** begin **

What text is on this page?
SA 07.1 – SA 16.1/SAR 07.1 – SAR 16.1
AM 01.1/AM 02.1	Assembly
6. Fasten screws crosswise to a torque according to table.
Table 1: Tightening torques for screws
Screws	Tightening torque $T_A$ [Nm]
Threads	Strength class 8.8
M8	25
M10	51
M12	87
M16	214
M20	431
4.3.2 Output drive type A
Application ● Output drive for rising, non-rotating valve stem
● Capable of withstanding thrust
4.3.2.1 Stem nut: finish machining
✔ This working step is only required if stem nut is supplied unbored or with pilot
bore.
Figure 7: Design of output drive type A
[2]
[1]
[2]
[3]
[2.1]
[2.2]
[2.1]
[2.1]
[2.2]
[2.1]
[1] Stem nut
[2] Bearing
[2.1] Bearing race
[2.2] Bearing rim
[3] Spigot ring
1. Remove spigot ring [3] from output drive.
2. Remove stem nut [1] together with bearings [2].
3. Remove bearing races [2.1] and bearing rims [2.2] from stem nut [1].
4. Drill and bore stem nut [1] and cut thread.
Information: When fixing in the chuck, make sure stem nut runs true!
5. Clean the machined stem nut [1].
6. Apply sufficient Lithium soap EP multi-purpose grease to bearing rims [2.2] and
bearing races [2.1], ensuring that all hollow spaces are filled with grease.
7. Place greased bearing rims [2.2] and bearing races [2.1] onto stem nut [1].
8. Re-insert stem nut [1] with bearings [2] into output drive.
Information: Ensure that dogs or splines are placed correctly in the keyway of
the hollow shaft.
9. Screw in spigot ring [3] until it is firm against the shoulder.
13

** end **
** begin **

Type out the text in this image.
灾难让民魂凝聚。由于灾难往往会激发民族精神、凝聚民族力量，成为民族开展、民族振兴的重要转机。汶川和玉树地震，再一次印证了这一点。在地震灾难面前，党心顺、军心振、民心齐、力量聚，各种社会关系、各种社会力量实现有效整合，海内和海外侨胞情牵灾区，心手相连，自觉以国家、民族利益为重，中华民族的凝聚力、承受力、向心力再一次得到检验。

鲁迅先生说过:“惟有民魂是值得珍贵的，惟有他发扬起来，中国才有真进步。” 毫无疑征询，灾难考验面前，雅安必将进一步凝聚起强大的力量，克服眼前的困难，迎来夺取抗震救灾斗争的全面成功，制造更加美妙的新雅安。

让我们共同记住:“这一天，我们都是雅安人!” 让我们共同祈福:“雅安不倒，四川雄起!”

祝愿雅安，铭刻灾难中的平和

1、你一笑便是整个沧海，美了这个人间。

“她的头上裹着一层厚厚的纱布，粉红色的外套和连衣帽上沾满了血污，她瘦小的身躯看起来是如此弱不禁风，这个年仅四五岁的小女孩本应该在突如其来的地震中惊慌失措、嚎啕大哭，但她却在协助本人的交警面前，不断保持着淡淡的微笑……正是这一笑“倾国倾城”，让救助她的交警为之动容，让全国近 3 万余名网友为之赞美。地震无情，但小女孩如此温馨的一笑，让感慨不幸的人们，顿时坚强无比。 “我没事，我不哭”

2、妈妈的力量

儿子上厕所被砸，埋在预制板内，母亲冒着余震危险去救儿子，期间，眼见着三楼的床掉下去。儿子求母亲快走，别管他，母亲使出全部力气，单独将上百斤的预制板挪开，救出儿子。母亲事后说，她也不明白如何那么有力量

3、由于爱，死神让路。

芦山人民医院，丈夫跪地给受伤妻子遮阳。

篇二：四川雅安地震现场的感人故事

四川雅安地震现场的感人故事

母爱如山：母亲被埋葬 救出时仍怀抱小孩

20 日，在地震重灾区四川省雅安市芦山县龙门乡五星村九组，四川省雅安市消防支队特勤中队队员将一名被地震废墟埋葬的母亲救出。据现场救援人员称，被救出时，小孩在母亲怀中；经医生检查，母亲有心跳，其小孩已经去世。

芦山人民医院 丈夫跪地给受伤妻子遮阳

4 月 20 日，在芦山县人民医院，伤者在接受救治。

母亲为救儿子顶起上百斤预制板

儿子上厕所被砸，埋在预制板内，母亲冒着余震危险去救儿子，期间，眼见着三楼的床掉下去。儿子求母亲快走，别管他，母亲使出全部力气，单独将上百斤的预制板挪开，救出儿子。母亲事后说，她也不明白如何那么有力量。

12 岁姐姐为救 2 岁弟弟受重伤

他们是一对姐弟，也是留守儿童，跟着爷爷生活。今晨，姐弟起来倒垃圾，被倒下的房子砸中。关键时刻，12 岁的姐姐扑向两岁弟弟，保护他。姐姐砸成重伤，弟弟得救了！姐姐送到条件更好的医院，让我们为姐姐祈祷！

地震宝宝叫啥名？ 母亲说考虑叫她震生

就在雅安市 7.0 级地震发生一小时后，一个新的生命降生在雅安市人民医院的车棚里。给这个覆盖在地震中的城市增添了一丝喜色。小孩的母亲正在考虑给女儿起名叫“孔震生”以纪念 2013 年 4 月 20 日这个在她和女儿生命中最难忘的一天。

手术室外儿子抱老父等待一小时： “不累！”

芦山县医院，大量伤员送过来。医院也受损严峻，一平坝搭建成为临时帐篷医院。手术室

** end **
** begin **

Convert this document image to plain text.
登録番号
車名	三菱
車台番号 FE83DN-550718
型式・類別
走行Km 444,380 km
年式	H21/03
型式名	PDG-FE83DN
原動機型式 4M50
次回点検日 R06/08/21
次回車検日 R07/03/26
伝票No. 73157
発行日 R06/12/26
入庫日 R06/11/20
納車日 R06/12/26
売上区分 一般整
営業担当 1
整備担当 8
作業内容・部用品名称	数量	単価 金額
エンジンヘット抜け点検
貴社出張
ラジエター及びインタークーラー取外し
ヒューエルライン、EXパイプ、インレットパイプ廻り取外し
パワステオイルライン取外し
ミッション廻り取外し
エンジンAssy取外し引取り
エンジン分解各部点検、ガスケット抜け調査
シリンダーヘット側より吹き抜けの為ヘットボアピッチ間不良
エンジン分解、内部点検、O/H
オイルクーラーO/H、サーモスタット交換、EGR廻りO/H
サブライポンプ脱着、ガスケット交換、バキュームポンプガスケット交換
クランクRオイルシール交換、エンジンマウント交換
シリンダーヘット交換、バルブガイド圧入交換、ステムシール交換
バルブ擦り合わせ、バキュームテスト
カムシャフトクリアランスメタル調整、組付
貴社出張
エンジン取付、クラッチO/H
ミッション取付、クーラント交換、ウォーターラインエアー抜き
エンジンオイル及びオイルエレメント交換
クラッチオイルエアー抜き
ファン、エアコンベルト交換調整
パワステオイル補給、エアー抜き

** end **

WRITTEN PROBLEM: Extract each line holding the word "bearings" from the records.

EXERCISE OUTPUT:
2. Remove stem nut [1] together with bearings [2].
8. Re-insert stem nut [1] with bearings [2] into output drive.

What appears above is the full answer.